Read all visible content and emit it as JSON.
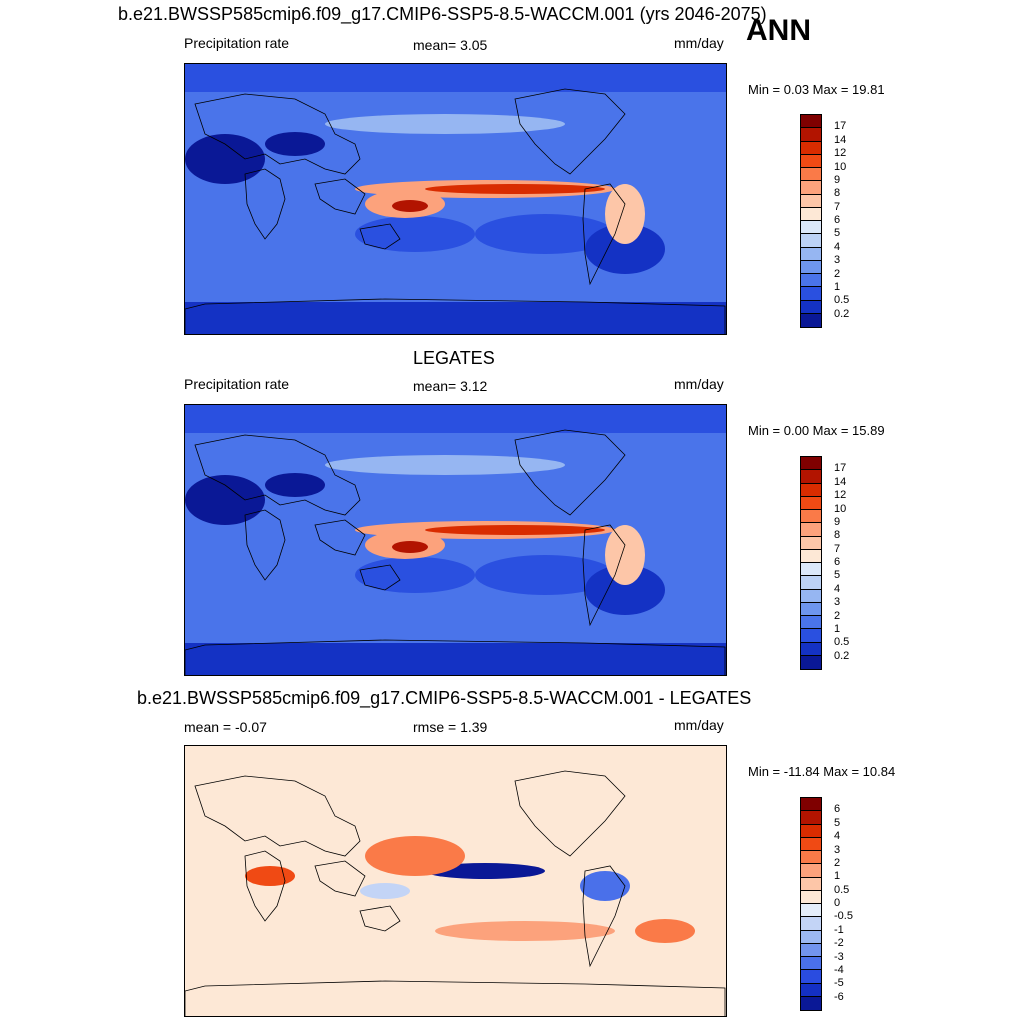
{
  "season": "ANN",
  "panels": [
    {
      "title": "b.e21.BWSSP585cmip6.f09_g17.CMIP6-SSP5-8.5-WACCM.001 (yrs 2046-2075)",
      "left_label": "Precipitation rate",
      "center_label": "mean=   3.05",
      "units": "mm/day",
      "minmax": "Min =   0.03 Max =  19.81",
      "kind": "model"
    },
    {
      "title": "LEGATES",
      "left_label": "Precipitation rate",
      "center_label": "mean=   3.12",
      "units": "mm/day",
      "minmax": "Min =   0.00 Max =  15.89",
      "kind": "obs"
    },
    {
      "title": "b.e21.BWSSP585cmip6.f09_g17.CMIP6-SSP5-8.5-WACCM.001 - LEGATES",
      "left_label": "mean =  -0.07",
      "center_label": "rmse =   1.39",
      "units": "mm/day",
      "minmax": "Min = -11.84 Max =  10.84",
      "kind": "diff"
    }
  ],
  "colorbar_abs": {
    "labels": [
      "17",
      "14",
      "12",
      "10",
      "9",
      "8",
      "7",
      "6",
      "5",
      "4",
      "3",
      "2",
      "1",
      "0.5",
      "0.2"
    ],
    "colors": [
      "#7f0000",
      "#b21400",
      "#d92c00",
      "#f04a14",
      "#fa7a48",
      "#fca27c",
      "#fdc6a8",
      "#fde8d6",
      "#dbe8fa",
      "#bcd2f6",
      "#96b6f2",
      "#6e96ee",
      "#4a74ea",
      "#2a50e0",
      "#1432c4",
      "#0a1896"
    ]
  },
  "colorbar_diff": {
    "labels": [
      "6",
      "5",
      "4",
      "3",
      "2",
      "1",
      "0.5",
      "0",
      "-0.5",
      "-1",
      "-2",
      "-3",
      "-4",
      "-5",
      "-6"
    ],
    "colors": [
      "#7f0000",
      "#b21400",
      "#d92c00",
      "#f04a14",
      "#fa7a48",
      "#fca27c",
      "#fdc6a8",
      "#fde8d6",
      "#e4edfa",
      "#c3d4f6",
      "#9cb8f2",
      "#7294ee",
      "#4a70ea",
      "#2a4ce0",
      "#1430c4",
      "#0a1896"
    ]
  }
}
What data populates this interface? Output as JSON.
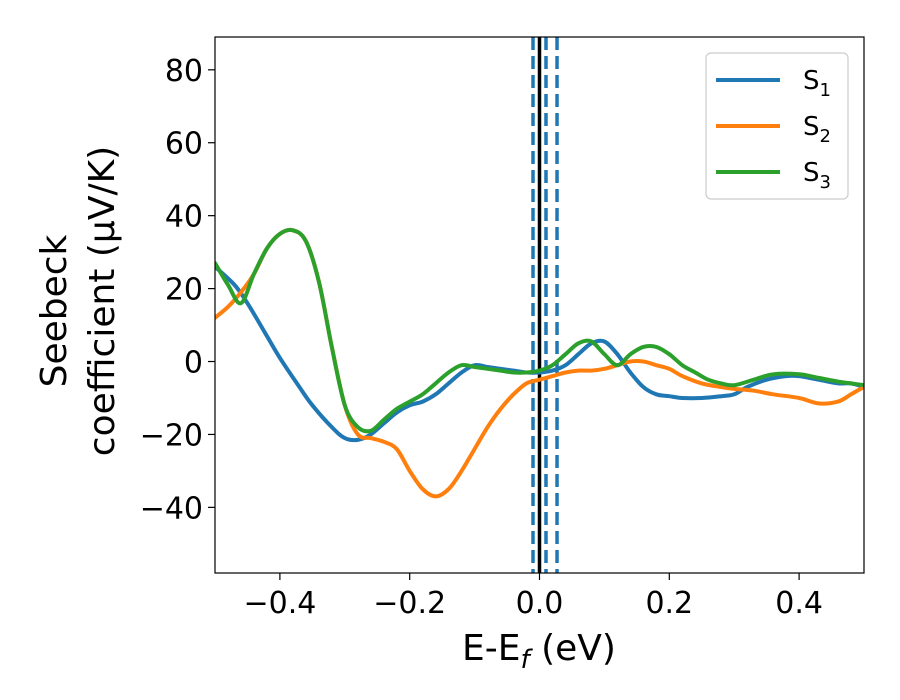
{
  "chart_data": {
    "type": "line",
    "xlabel": "E-E",
    "xlabel_sub": "f",
    "xlabel_unit": " (eV)",
    "ylabel_line1": "Seebeck",
    "ylabel_line2": "coefficient  (μV/K)",
    "xlim": [
      -0.5,
      0.5
    ],
    "ylim": [
      -58,
      89
    ],
    "xticks": [
      -0.4,
      -0.2,
      0.0,
      0.2,
      0.4
    ],
    "xtick_labels": [
      "−0.4",
      "−0.2",
      "0.0",
      "0.2",
      "0.4"
    ],
    "yticks": [
      -40,
      -20,
      0,
      20,
      40,
      60,
      80
    ],
    "ytick_labels": [
      "−40",
      "−20",
      "0",
      "20",
      "40",
      "60",
      "80"
    ],
    "grid": false,
    "legend_position": "top-right",
    "vlines": [
      {
        "x": 0.0,
        "color": "#000000",
        "style": "solid"
      },
      {
        "x": -0.01,
        "color": "#1f77b4",
        "style": "dashed"
      },
      {
        "x": 0.01,
        "color": "#1f77b4",
        "style": "dashed"
      },
      {
        "x": 0.027,
        "color": "#1f77b4",
        "style": "dashed"
      }
    ],
    "series": [
      {
        "name": "S",
        "sub": "1",
        "color": "#1f77b4",
        "x": [
          -0.5,
          -0.47,
          -0.45,
          -0.42,
          -0.4,
          -0.37,
          -0.35,
          -0.32,
          -0.3,
          -0.28,
          -0.26,
          -0.24,
          -0.22,
          -0.2,
          -0.18,
          -0.16,
          -0.14,
          -0.12,
          -0.1,
          -0.08,
          -0.06,
          -0.04,
          -0.02,
          0.0,
          0.02,
          0.04,
          0.06,
          0.08,
          0.1,
          0.12,
          0.14,
          0.16,
          0.18,
          0.2,
          0.22,
          0.25,
          0.28,
          0.3,
          0.32,
          0.35,
          0.38,
          0.4,
          0.43,
          0.46,
          0.48,
          0.5
        ],
        "y": [
          26,
          21,
          16,
          7,
          1,
          -7,
          -12,
          -18,
          -21,
          -21.5,
          -20,
          -17,
          -14,
          -12,
          -11,
          -9,
          -6,
          -3,
          -1,
          -1.5,
          -2,
          -2.5,
          -3,
          -3,
          -2.5,
          -1,
          2,
          5,
          5.5,
          2,
          -3,
          -7,
          -9,
          -9.5,
          -10,
          -10,
          -9.5,
          -9,
          -7,
          -5,
          -4,
          -4,
          -5,
          -6,
          -6,
          -7
        ]
      },
      {
        "name": "S",
        "sub": "2",
        "color": "#ff7f0e",
        "x": [
          -0.5,
          -0.48,
          -0.46,
          -0.44,
          -0.42,
          -0.4,
          -0.38,
          -0.36,
          -0.34,
          -0.32,
          -0.3,
          -0.28,
          -0.26,
          -0.24,
          -0.22,
          -0.2,
          -0.18,
          -0.16,
          -0.14,
          -0.12,
          -0.1,
          -0.08,
          -0.06,
          -0.04,
          -0.02,
          0.0,
          0.02,
          0.04,
          0.06,
          0.08,
          0.1,
          0.12,
          0.14,
          0.16,
          0.18,
          0.2,
          0.22,
          0.25,
          0.28,
          0.3,
          0.33,
          0.36,
          0.4,
          0.43,
          0.46,
          0.48,
          0.5
        ],
        "y": [
          12,
          15,
          19,
          24,
          31,
          35,
          36,
          33,
          22,
          4,
          -12,
          -20,
          -21,
          -22,
          -24,
          -30,
          -35,
          -37,
          -35,
          -30,
          -24,
          -18,
          -13,
          -9,
          -6,
          -5,
          -4,
          -3,
          -2.5,
          -2.5,
          -2,
          -1,
          0,
          0,
          -1,
          -2,
          -4,
          -6,
          -7,
          -7.5,
          -8,
          -9,
          -10,
          -11.5,
          -11,
          -9,
          -7
        ]
      },
      {
        "name": "S",
        "sub": "3",
        "color": "#2ca02c",
        "x": [
          -0.5,
          -0.48,
          -0.46,
          -0.44,
          -0.42,
          -0.4,
          -0.38,
          -0.36,
          -0.34,
          -0.32,
          -0.3,
          -0.28,
          -0.26,
          -0.24,
          -0.22,
          -0.2,
          -0.18,
          -0.16,
          -0.14,
          -0.12,
          -0.1,
          -0.08,
          -0.06,
          -0.04,
          -0.02,
          0.0,
          0.02,
          0.04,
          0.06,
          0.08,
          0.1,
          0.12,
          0.14,
          0.16,
          0.18,
          0.2,
          0.22,
          0.24,
          0.26,
          0.28,
          0.3,
          0.33,
          0.36,
          0.4,
          0.43,
          0.46,
          0.48,
          0.5
        ],
        "y": [
          27,
          21,
          16,
          24,
          31,
          35,
          36,
          33,
          22,
          4,
          -12,
          -18,
          -19,
          -16,
          -13,
          -11,
          -9,
          -6,
          -3,
          -1,
          -1.5,
          -2,
          -2.5,
          -3,
          -3,
          -2.5,
          -1,
          2,
          5,
          5.5,
          2,
          -1,
          2,
          4,
          4,
          2,
          -1,
          -3,
          -5,
          -6,
          -6.5,
          -5,
          -3.5,
          -3.5,
          -4.5,
          -5.5,
          -6,
          -6.5
        ]
      }
    ]
  }
}
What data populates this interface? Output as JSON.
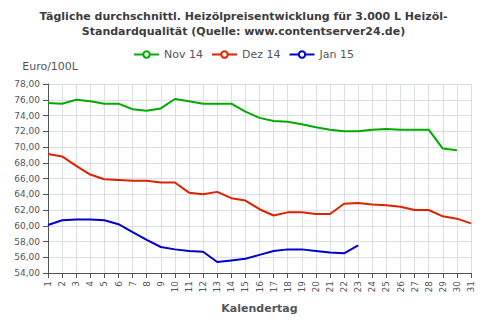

■ **GIVEN PROBLEM**: Copy all the data exactly as written, but skip any picture.

■ **TASK SOLUTION**:
Read all visible content and emit it as JSON.
{
  "season": "ANN",
  "panels": [
    {
      "title": "b.e21.BWSSP585cmip6.f09_g17.CMIP6-SSP5-8.5-WACCM.001 (yrs 2046-2075)",
      "left_label": "Precipitation rate",
      "center_label": "mean=   3.05",
      "units": "mm/day",
      "minmax": "Min =   0.03 Max =  19.81",
      "kind": "model"
    },
    {
      "title": "LEGATES",
      "left_label": "Precipitation rate",
      "center_label": "mean=   3.12",
      "units": "mm/day",
      "minmax": "Min =   0.00 Max =  15.89",
      "kind": "obs"
    },
    {
      "title": "b.e21.BWSSP585cmip6.f09_g17.CMIP6-SSP5-8.5-WACCM.001 - LEGATES",
      "left_label": "mean =  -0.07",
      "center_label": "rmse =   1.39",
      "units": "mm/day",
      "minmax": "Min = -11.84 Max =  10.84",
      "kind": "diff"
    }
  ],
  "colorbar_abs": {
    "labels": [
      "17",
      "14",
      "12",
      "10",
      "9",
      "8",
      "7",
      "6",
      "5",
      "4",
      "3",
      "2",
      "1",
      "0.5",
      "0.2"
    ],
    "colors": [
      "#7f0000",
      "#b21400",
      "#d92c00",
      "#f04a14",
      "#fa7a48",
      "#fca27c",
      "#fdc6a8",
      "#fde8d6",
      "#dbe8fa",
      "#bcd2f6",
      "#96b6f2",
      "#6e96ee",
      "#4a74ea",
      "#2a50e0",
      "#1432c4",
      "#0a1896"
    ]
  },
  "colorbar_diff": {
    "labels": [
      "6",
      "5",
      "4",
      "3",
      "2",
      "1",
      "0.5",
      "0",
      "-0.5",
      "-1",
      "-2",
      "-3",
      "-4",
      "-5",
      "-6"
    ],
    "colors": [
      "#7f0000",
      "#b21400",
      "#d92c00",
      "#f04a14",
      "#fa7a48",
      "#fca27c",
      "#fdc6a8",
      "#fde8d6",
      "#e4edfa",
      "#c3d4f6",
      "#9cb8f2",
      "#7294ee",
      "#4a70ea",
      "#2a4ce0",
      "#1430c4",
      "#0a1896"
    ]
  }
}
What data populates this interface? Output as JSON.
{
  "chart_data": {
    "type": "line",
    "xlabel": "E-E",
    "xlabel_sub": "f",
    "xlabel_unit": " (eV)",
    "ylabel_line1": "Seebeck",
    "ylabel_line2": "coefficient  (μV/K)",
    "xlim": [
      -0.5,
      0.5
    ],
    "ylim": [
      -58,
      89
    ],
    "xticks": [
      -0.4,
      -0.2,
      0.0,
      0.2,
      0.4
    ],
    "xtick_labels": [
      "−0.4",
      "−0.2",
      "0.0",
      "0.2",
      "0.4"
    ],
    "yticks": [
      -40,
      -20,
      0,
      20,
      40,
      60,
      80
    ],
    "ytick_labels": [
      "−40",
      "−20",
      "0",
      "20",
      "40",
      "60",
      "80"
    ],
    "grid": false,
    "legend_position": "top-right",
    "vlines": [
      {
        "x": 0.0,
        "color": "#000000",
        "style": "solid"
      },
      {
        "x": -0.01,
        "color": "#1f77b4",
        "style": "dashed"
      },
      {
        "x": 0.01,
        "color": "#1f77b4",
        "style": "dashed"
      },
      {
        "x": 0.027,
        "color": "#1f77b4",
        "style": "dashed"
      }
    ],
    "series": [
      {
        "name": "S",
        "sub": "1",
        "color": "#1f77b4",
        "x": [
          -0.5,
          -0.47,
          -0.45,
          -0.42,
          -0.4,
          -0.37,
          -0.35,
          -0.32,
          -0.3,
          -0.28,
          -0.26,
          -0.24,
          -0.22,
          -0.2,
          -0.18,
          -0.16,
          -0.14,
          -0.12,
          -0.1,
          -0.08,
          -0.06,
          -0.04,
          -0.02,
          0.0,
          0.02,
          0.04,
          0.06,
          0.08,
          0.1,
          0.12,
          0.14,
          0.16,
          0.18,
          0.2,
          0.22,
          0.25,
          0.28,
          0.3,
          0.32,
          0.35,
          0.38,
          0.4,
          0.43,
          0.46,
          0.48,
          0.5
        ],
        "y": [
          26,
          21,
          16,
          7,
          1,
          -7,
          -12,
          -18,
          -21,
          -21.5,
          -20,
          -17,
          -14,
          -12,
          -11,
          -9,
          -6,
          -3,
          -1,
          -1.5,
          -2,
          -2.5,
          -3,
          -3,
          -2.5,
          -1,
          2,
          5,
          5.5,
          2,
          -3,
          -7,
          -9,
          -9.5,
          -10,
          -10,
          -9.5,
          -9,
          -7,
          -5,
          -4,
          -4,
          -5,
          -6,
          -6,
          -7
        ]
      },
      {
        "name": "S",
        "sub": "2",
        "color": "#ff7f0e",
        "x": [
          -0.5,
          -0.48,
          -0.46,
          -0.44,
          -0.42,
          -0.4,
          -0.38,
          -0.36,
          -0.34,
          -0.32,
          -0.3,
          -0.28,
          -0.26,
          -0.24,
          -0.22,
          -0.2,
          -0.18,
          -0.16,
          -0.14,
          -0.12,
          -0.1,
          -0.08,
          -0.06,
          -0.04,
          -0.02,
          0.0,
          0.02,
          0.04,
          0.06,
          0.08,
          0.1,
          0.12,
          0.14,
          0.16,
          0.18,
          0.2,
          0.22,
          0.25,
          0.28,
          0.3,
          0.33,
          0.36,
          0.4,
          0.43,
          0.46,
          0.48,
          0.5
        ],
        "y": [
          12,
          15,
          19,
          24,
          31,
          35,
          36,
          33,
          22,
          4,
          -12,
          -20,
          -21,
          -22,
          -24,
          -30,
          -35,
          -37,
          -35,
          -30,
          -24,
          -18,
          -13,
          -9,
          -6,
          -5,
          -4,
          -3,
          -2.5,
          -2.5,
          -2,
          -1,
          0,
          0,
          -1,
          -2,
          -4,
          -6,
          -7,
          -7.5,
          -8,
          -9,
          -10,
          -11.5,
          -11,
          -9,
          -7
        ]
      },
      {
        "name": "S",
        "sub": "3",
        "color": "#2ca02c",
        "x": [
          -0.5,
          -0.48,
          -0.46,
          -0.44,
          -0.42,
          -0.4,
          -0.38,
          -0.36,
          -0.34,
          -0.32,
          -0.3,
          -0.28,
          -0.26,
          -0.24,
          -0.22,
          -0.2,
          -0.18,
          -0.16,
          -0.14,
          -0.12,
          -0.1,
          -0.08,
          -0.06,
          -0.04,
          -0.02,
          0.0,
          0.02,
          0.04,
          0.06,
          0.08,
          0.1,
          0.12,
          0.14,
          0.16,
          0.18,
          0.2,
          0.22,
          0.24,
          0.26,
          0.28,
          0.3,
          0.33,
          0.36,
          0.4,
          0.43,
          0.46,
          0.48,
          0.5
        ],
        "y": [
          27,
          21,
          16,
          24,
          31,
          35,
          36,
          33,
          22,
          4,
          -12,
          -18,
          -19,
          -16,
          -13,
          -11,
          -9,
          -6,
          -3,
          -1,
          -1.5,
          -2,
          -2.5,
          -3,
          -3,
          -2.5,
          -1,
          2,
          5,
          5.5,
          2,
          -1,
          2,
          4,
          4,
          2,
          -1,
          -3,
          -5,
          -6,
          -6.5,
          -5,
          -3.5,
          -3.5,
          -4.5,
          -5.5,
          -6,
          -6.5
        ]
      }
    ]
  }
}
What data populates this interface? Output as JSON.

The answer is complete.